Spatial layout data
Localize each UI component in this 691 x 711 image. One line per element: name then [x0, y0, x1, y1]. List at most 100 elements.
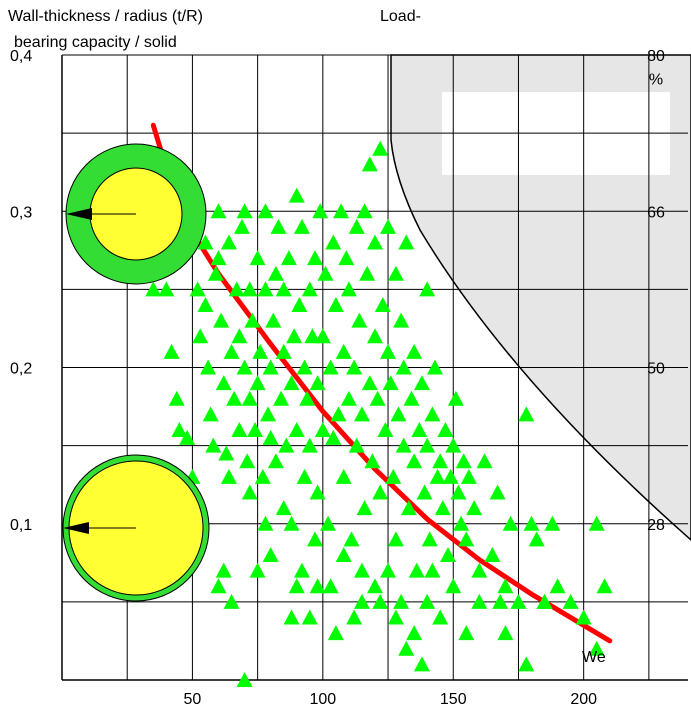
data-point — [403, 390, 420, 406]
data-point — [419, 437, 436, 453]
data-point — [236, 359, 253, 375]
data-point — [213, 312, 230, 328]
data-point — [440, 547, 457, 562]
data-point — [233, 218, 250, 234]
data-point — [335, 343, 352, 359]
data-point — [275, 500, 292, 516]
data-point — [163, 343, 180, 359]
data-point — [502, 515, 519, 531]
right-axis-label: 50 — [647, 361, 665, 378]
data-point — [406, 453, 423, 469]
data-point — [434, 500, 451, 516]
data-point — [416, 484, 433, 500]
data-point — [218, 445, 235, 461]
data-point — [497, 578, 514, 594]
data-point — [372, 593, 389, 609]
x-tick-label: 150 — [440, 691, 467, 708]
data-point — [575, 609, 592, 625]
data-point — [453, 515, 470, 531]
data-point — [262, 429, 279, 445]
data-point — [393, 312, 410, 328]
data-point — [330, 406, 347, 422]
data-point — [197, 234, 214, 250]
data-point — [296, 468, 313, 484]
data-point — [231, 328, 248, 344]
data-point — [528, 531, 545, 547]
data-point — [205, 437, 222, 453]
data-point — [367, 234, 383, 250]
data-point — [406, 625, 423, 641]
data-point — [254, 468, 271, 484]
data-point — [262, 547, 279, 562]
data-point — [317, 265, 334, 281]
data-point — [411, 422, 428, 437]
data-point — [523, 515, 540, 531]
data-point — [325, 429, 342, 445]
data-point — [322, 578, 339, 594]
data-point — [249, 250, 266, 266]
data-point — [236, 672, 253, 687]
data-point — [220, 234, 237, 250]
data-point — [390, 406, 407, 422]
data-point — [346, 359, 363, 375]
data-point — [320, 515, 337, 531]
data-point — [220, 468, 237, 484]
thick-wall-section-icon — [62, 454, 210, 602]
data-point — [288, 578, 305, 594]
data-point — [395, 437, 412, 453]
data-point — [307, 250, 324, 266]
y-tick-label: 0,3 — [10, 204, 32, 221]
data-point — [314, 422, 331, 437]
data-point — [239, 453, 256, 469]
data-point — [356, 500, 373, 516]
data-point — [367, 328, 383, 344]
data-point — [408, 562, 425, 578]
data-point — [145, 281, 162, 297]
data-point — [471, 562, 488, 578]
data-point — [510, 593, 527, 609]
data-point — [380, 218, 397, 234]
data-point — [202, 406, 219, 422]
data-point — [267, 265, 284, 281]
data-point — [241, 390, 258, 406]
data-point — [215, 375, 232, 391]
data-point — [372, 140, 389, 156]
data-point — [489, 484, 506, 500]
data-point — [280, 250, 297, 266]
data-point — [353, 562, 370, 578]
data-point — [476, 453, 493, 469]
data-point — [207, 265, 224, 281]
data-point — [322, 359, 339, 375]
data-point — [288, 422, 305, 437]
y-tick-label: 0,2 — [10, 361, 32, 378]
data-point — [192, 328, 209, 344]
data-point — [168, 390, 185, 406]
data-point — [265, 312, 282, 328]
data-point — [286, 328, 303, 344]
data-point — [270, 218, 287, 234]
data-point — [364, 453, 381, 469]
data-point — [393, 593, 410, 609]
data-point — [387, 609, 404, 625]
right-axis-label: % — [649, 71, 663, 88]
data-point — [262, 359, 279, 375]
data-point — [273, 390, 290, 406]
data-point — [419, 593, 436, 609]
data-point — [200, 359, 217, 375]
data-point — [179, 429, 196, 445]
data-point — [247, 422, 264, 437]
thin-wall-section-icon — [65, 143, 207, 285]
data-point — [372, 484, 389, 500]
data-point — [293, 218, 310, 234]
data-point — [437, 422, 454, 437]
data-point — [210, 578, 227, 594]
data-point — [293, 562, 310, 578]
data-point — [231, 422, 248, 437]
data-point — [450, 484, 467, 500]
data-point — [367, 578, 383, 594]
data-point — [458, 531, 475, 547]
data-point — [369, 390, 386, 406]
radius-arrow-icon — [66, 208, 92, 220]
data-point — [257, 515, 274, 531]
data-point — [348, 437, 365, 453]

Required work | Please copy the records starting at the line that contains "data-point — [403, 390, 420, 406]" and ending after the line that contains "data-point — [434, 500, 451, 516]", substituting "secondary-axis-label" for "right-axis-label" and keeping everything else the same.

The solution |
data-point — [403, 390, 420, 406]
data-point — [419, 437, 436, 453]
data-point — [236, 359, 253, 375]
data-point — [213, 312, 230, 328]
data-point — [440, 547, 457, 562]
data-point — [233, 218, 250, 234]
data-point — [335, 343, 352, 359]
data-point — [275, 500, 292, 516]
data-point — [163, 343, 180, 359]
data-point — [502, 515, 519, 531]
secondary-axis-label: 50 — [647, 361, 665, 378]
data-point — [406, 453, 423, 469]
data-point — [434, 500, 451, 516]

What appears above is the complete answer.